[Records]
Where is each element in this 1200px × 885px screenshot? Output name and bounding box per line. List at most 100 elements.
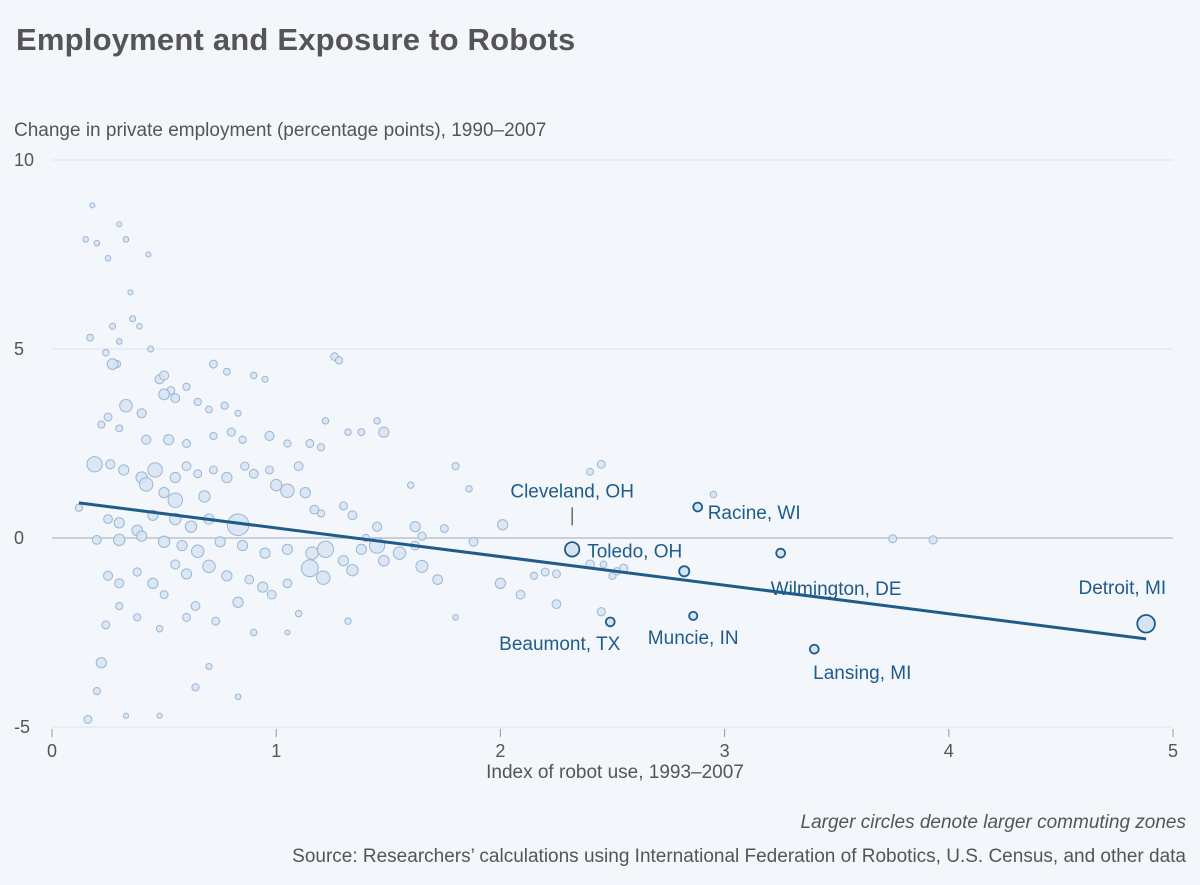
scatter-point [259,547,271,559]
x-axis-label: Index of robot use, 1993–2007 [486,762,744,783]
scatter-point [407,481,415,489]
scatter-point [309,504,320,515]
scatter-point [136,323,143,330]
scatter-point [552,569,561,579]
scatter-point [105,459,116,470]
scatter-point [265,465,274,475]
scatter-point [136,530,148,542]
scatter-point [113,517,125,529]
highlighted-point [775,547,786,559]
y-tick-label: -5 [14,717,30,737]
scatter-point [261,375,269,383]
scatter-point [344,617,352,625]
highlighted-point [564,541,581,558]
scatter-point [184,520,198,533]
scatter-point [91,534,102,545]
scatter-point [116,221,123,228]
scatter-point [244,574,255,585]
point-label: Lansing, MI [813,663,911,684]
scatter-point [138,477,154,492]
scatter-point [250,371,258,380]
scatter-point [439,524,449,533]
scatter-point [432,574,443,585]
scatter-points [74,202,938,724]
scatter-point [282,578,293,589]
scatter-point [169,471,181,484]
scatter-point [266,589,277,600]
scatter-point [232,596,244,608]
scatter-point [104,254,112,262]
highlighted-point [688,610,699,621]
scatter-point [293,461,304,472]
x-tick-label: 0 [47,741,57,761]
scatter-point [208,359,218,369]
scatter-point [193,469,203,479]
point-label: Cleveland, OH [510,481,634,502]
scatter-point [159,590,169,600]
scatter-point [373,417,381,425]
scatter-point [103,514,113,525]
scatter-point [122,712,130,719]
scatter-point [321,417,330,425]
scatter-point [250,628,258,637]
scatter-point [316,443,326,452]
scatter-point [372,521,383,532]
scatter-point [316,540,335,558]
scatter-point [181,461,192,472]
scatter-point [103,412,113,422]
fit-line [78,501,1147,641]
scatter-point [264,430,275,441]
scatter-point [497,519,509,531]
scatter-point [280,483,295,498]
scatter-point [136,408,147,419]
scatter-point [305,546,319,560]
point-label: Beaumont, TX [499,634,620,655]
scatter-point [238,435,247,444]
scatter-point [198,490,211,503]
scatter-point [141,434,152,445]
labeled-points: Cleveland, OH Racine, WI Toledo, OH Wilming… [499,481,1166,684]
scatter-point [86,333,95,342]
scatter-point [106,358,119,370]
scatter-point [596,459,606,469]
scatter-point [193,397,202,407]
scatter-point [596,607,606,617]
scatter-point [101,620,111,630]
scatter-point [540,567,550,577]
x-tick-label: 1 [271,741,281,761]
scatter-point [928,535,938,545]
scatter-point [316,509,326,518]
scatter-point [155,625,164,633]
scatter-point [97,420,106,429]
scatter-point [451,462,460,471]
x-tick-label: 5 [1168,741,1178,761]
scatter-point [214,536,226,548]
scatter-point [86,456,103,473]
scatter-point [115,338,123,345]
scatter-point [208,465,218,475]
highlighted-point [678,565,691,578]
scatter-point [357,428,366,437]
scatter-point [465,485,473,493]
scatter-point [109,322,117,330]
scatter-point [234,693,242,701]
scatter-point [129,315,137,323]
scatter-point [147,345,155,353]
scatter-point [586,467,594,476]
scatter-point [599,560,608,569]
scatter-point [257,581,269,593]
grid-lines [51,159,1174,737]
scatter-point [220,401,229,410]
scatter-point [147,462,163,478]
scatter-point [300,559,319,578]
scatter-point [347,510,358,521]
scatter-point [236,539,249,552]
scatter-point [182,382,191,391]
scatter-point [270,478,283,492]
scatter-point [339,501,348,511]
scatter-point [190,544,205,558]
scatter-point [122,236,130,243]
scatter-point [119,398,133,413]
scatter-point [515,589,526,600]
scatter-point [158,487,170,499]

* **TASK DETAILS**
Please copy each of the records above word for word, leaving out the pictures.

* **RESPONSE TO THE EXERCISE**
Where is each element in this 1200px × 885px screenshot? Output name and bounding box per line. List at most 100 elements.
scatter-point [259,547,271,559]
x-axis-label: Index of robot use, 1993–2007 [486,762,744,783]
scatter-point [407,481,415,489]
scatter-point [309,504,320,515]
scatter-point [136,323,143,330]
scatter-point [552,569,561,579]
scatter-point [105,459,116,470]
scatter-point [265,465,274,475]
scatter-point [136,530,148,542]
scatter-point [113,517,125,529]
highlighted-point [775,547,786,559]
y-tick-label: -5 [14,717,30,737]
scatter-point [261,375,269,383]
scatter-point [344,617,352,625]
highlighted-point [564,541,581,558]
scatter-point [184,520,198,533]
scatter-point [91,534,102,545]
scatter-point [116,221,123,228]
scatter-point [244,574,255,585]
point-label: Lansing, MI [813,663,911,684]
scatter-point [138,477,154,492]
scatter-point [250,371,258,380]
scatter-point [439,524,449,533]
scatter-point [432,574,443,585]
scatter-points [74,202,938,724]
scatter-point [282,578,293,589]
scatter-point [169,471,181,484]
scatter-point [266,589,277,600]
scatter-point [232,596,244,608]
scatter-point [104,254,112,262]
highlighted-point [688,610,699,621]
scatter-point [293,461,304,472]
x-tick-label: 0 [47,741,57,761]
scatter-point [208,359,218,369]
scatter-point [193,469,203,479]
point-label: Cleveland, OH [510,481,634,502]
scatter-point [159,590,169,600]
scatter-point [373,417,381,425]
scatter-point [103,514,113,525]
scatter-point [122,712,130,719]
scatter-point [321,417,330,425]
scatter-point [250,628,258,637]
scatter-point [316,443,326,452]
scatter-point [372,521,383,532]
scatter-point [316,540,335,558]
scatter-point [181,461,192,472]
scatter-point [103,412,113,422]
fit-line [78,501,1147,641]
scatter-point [264,430,275,441]
scatter-point [497,519,509,531]
scatter-point [280,483,295,498]
scatter-point [136,408,147,419]
scatter-point [305,546,319,560]
point-label: Beaumont, TX [499,634,620,655]
scatter-point [238,435,247,444]
scatter-point [198,490,211,503]
scatter-point [141,434,152,445]
labeled-points: Cleveland, OH Racine, WI Toledo, OH Wilming… [499,481,1166,684]
scatter-point [86,333,95,342]
scatter-point [106,358,119,370]
scatter-point [596,459,606,469]
scatter-point [193,397,202,407]
scatter-point [596,607,606,617]
scatter-point [101,620,111,630]
scatter-point [540,567,550,577]
x-tick-label: 1 [271,741,281,761]
scatter-point [928,535,938,545]
scatter-point [316,509,326,518]
scatter-point [155,625,164,633]
scatter-point [97,420,106,429]
scatter-point [451,462,460,471]
x-tick-label: 5 [1168,741,1178,761]
scatter-point [214,536,226,548]
scatter-point [86,456,103,473]
scatter-point [115,338,123,345]
scatter-point [208,465,218,475]
highlighted-point [678,565,691,578]
scatter-point [357,428,366,437]
scatter-point [465,485,473,493]
scatter-point [109,322,117,330]
scatter-point [234,693,242,701]
scatter-point [129,315,137,323]
scatter-point [147,345,155,353]
scatter-point [586,467,594,476]
scatter-point [599,560,608,569]
scatter-point [257,581,269,593]
grid-lines [51,159,1174,737]
scatter-point [220,401,229,410]
scatter-point [147,462,163,478]
scatter-point [300,559,319,578]
scatter-point [347,510,358,521]
scatter-point [236,539,249,552]
scatter-point [182,382,191,391]
scatter-point [270,478,283,492]
scatter-point [339,501,348,511]
scatter-point [190,544,205,558]
scatter-point [122,236,130,243]
scatter-point [119,398,133,413]
scatter-point [515,589,526,600]
scatter-point [158,487,170,499]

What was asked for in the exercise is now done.